▶ **What is expected**
Transcribe the listing verbatim. Do not carry over any pictures.

▶ **Data section**
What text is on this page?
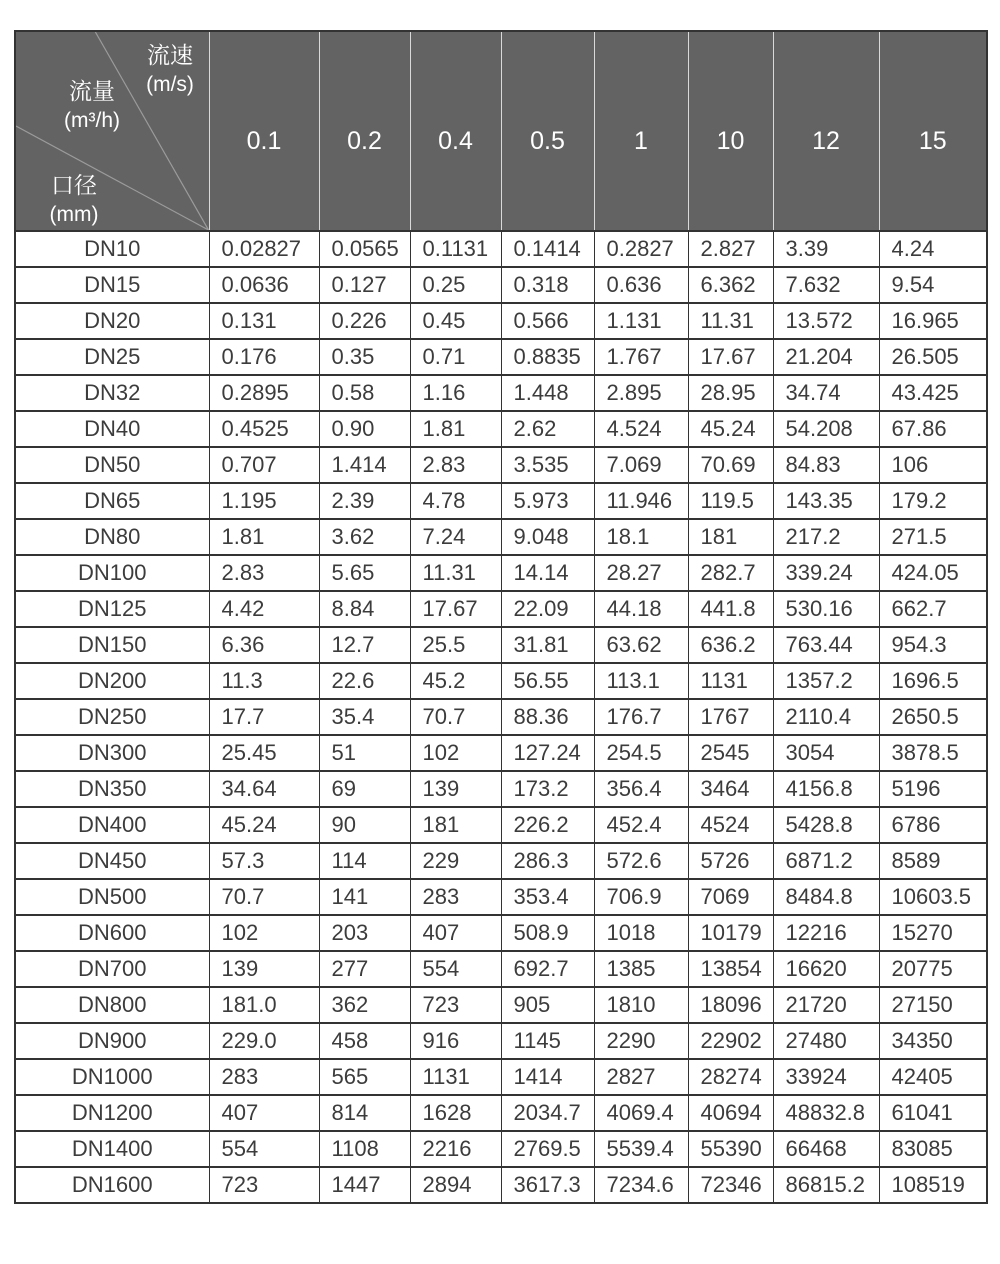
流速
(m/s)
流量
(m³/h)
口径
(mm)
	0.1	0.2	0.4	0.5	1	10	12	15
DN10	0.02827	0.0565	0.1131	0.1414	0.2827	2.827	3.39	4.24
DN15	0.0636	0.127	0.25	0.318	0.636	6.362	7.632	9.54
DN20	0.131	0.226	0.45	0.566	1.131	11.31	13.572	16.965
DN25	0.176	0.35	0.71	0.8835	1.767	17.67	21.204	26.505
DN32	0.2895	0.58	1.16	1.448	2.895	28.95	34.74	43.425
DN40	0.4525	0.90	1.81	2.62	4.524	45.24	54.208	67.86
DN50	0.707	1.414	2.83	3.535	7.069	70.69	84.83	106
DN65	1.195	2.39	4.78	5.973	11.946	119.5	143.35	179.2
DN80	1.81	3.62	7.24	9.048	18.1	181	217.2	271.5
DN100	2.83	5.65	11.31	14.14	28.27	282.7	339.24	424.05
DN125	4.42	8.84	17.67	22.09	44.18	441.8	530.16	662.7
DN150	6.36	12.7	25.5	31.81	63.62	636.2	763.44	954.3
DN200	11.3	22.6	45.2	56.55	113.1	1131	1357.2	1696.5
DN250	17.7	35.4	70.7	88.36	176.7	1767	2110.4	2650.5
DN300	25.45	51	102	127.24	254.5	2545	3054	3878.5
DN350	34.64	69	139	173.2	356.4	3464	4156.8	5196
DN400	45.24	90	181	226.2	452.4	4524	5428.8	6786
DN450	57.3	114	229	286.3	572.6	5726	6871.2	8589
DN500	70.7	141	283	353.4	706.9	7069	8484.8	10603.5
DN600	102	203	407	508.9	1018	10179	12216	15270
DN700	139	277	554	692.7	1385	13854	16620	20775
DN800	181.0	362	723	905	1810	18096	21720	27150
DN900	229.0	458	916	1145	2290	22902	27480	34350
DN1000	283	565	1131	1414	2827	28274	33924	42405
DN1200	407	814	1628	2034.7	4069.4	40694	48832.8	61041
DN1400	554	1108	2216	2769.5	5539.4	55390	66468	83085
DN1600	723	1447	2894	3617.3	7234.6	72346	86815.2	108519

▶ **Task output**
What text is on this page?
流速
(m/s)
流量
(m³/h)
口径
(mm)
	0.1	0.2	0.4	0.5	1	10	12	15
DN10	0.02827	0.0565	0.1131	0.1414	0.2827	2.827	3.39	4.24
DN15	0.0636	0.127	0.25	0.318	0.636	6.362	7.632	9.54
DN20	0.131	0.226	0.45	0.566	1.131	11.31	13.572	16.965
DN25	0.176	0.35	0.71	0.8835	1.767	17.67	21.204	26.505
DN32	0.2895	0.58	1.16	1.448	2.895	28.95	34.74	43.425
DN40	0.4525	0.90	1.81	2.62	4.524	45.24	54.208	67.86
DN50	0.707	1.414	2.83	3.535	7.069	70.69	84.83	106
DN65	1.195	2.39	4.78	5.973	11.946	119.5	143.35	179.2
DN80	1.81	3.62	7.24	9.048	18.1	181	217.2	271.5
DN100	2.83	5.65	11.31	14.14	28.27	282.7	339.24	424.05
DN125	4.42	8.84	17.67	22.09	44.18	441.8	530.16	662.7
DN150	6.36	12.7	25.5	31.81	63.62	636.2	763.44	954.3
DN200	11.3	22.6	45.2	56.55	113.1	1131	1357.2	1696.5
DN250	17.7	35.4	70.7	88.36	176.7	1767	2110.4	2650.5
DN300	25.45	51	102	127.24	254.5	2545	3054	3878.5
DN350	34.64	69	139	173.2	356.4	3464	4156.8	5196
DN400	45.24	90	181	226.2	452.4	4524	5428.8	6786
DN450	57.3	114	229	286.3	572.6	5726	6871.2	8589
DN500	70.7	141	283	353.4	706.9	7069	8484.8	10603.5
DN600	102	203	407	508.9	1018	10179	12216	15270
DN700	139	277	554	692.7	1385	13854	16620	20775
DN800	181.0	362	723	905	1810	18096	21720	27150
DN900	229.0	458	916	1145	2290	22902	27480	34350
DN1000	283	565	1131	1414	2827	28274	33924	42405
DN1200	407	814	1628	2034.7	4069.4	40694	48832.8	61041
DN1400	554	1108	2216	2769.5	5539.4	55390	66468	83085
DN1600	723	1447	2894	3617.3	7234.6	72346	86815.2	108519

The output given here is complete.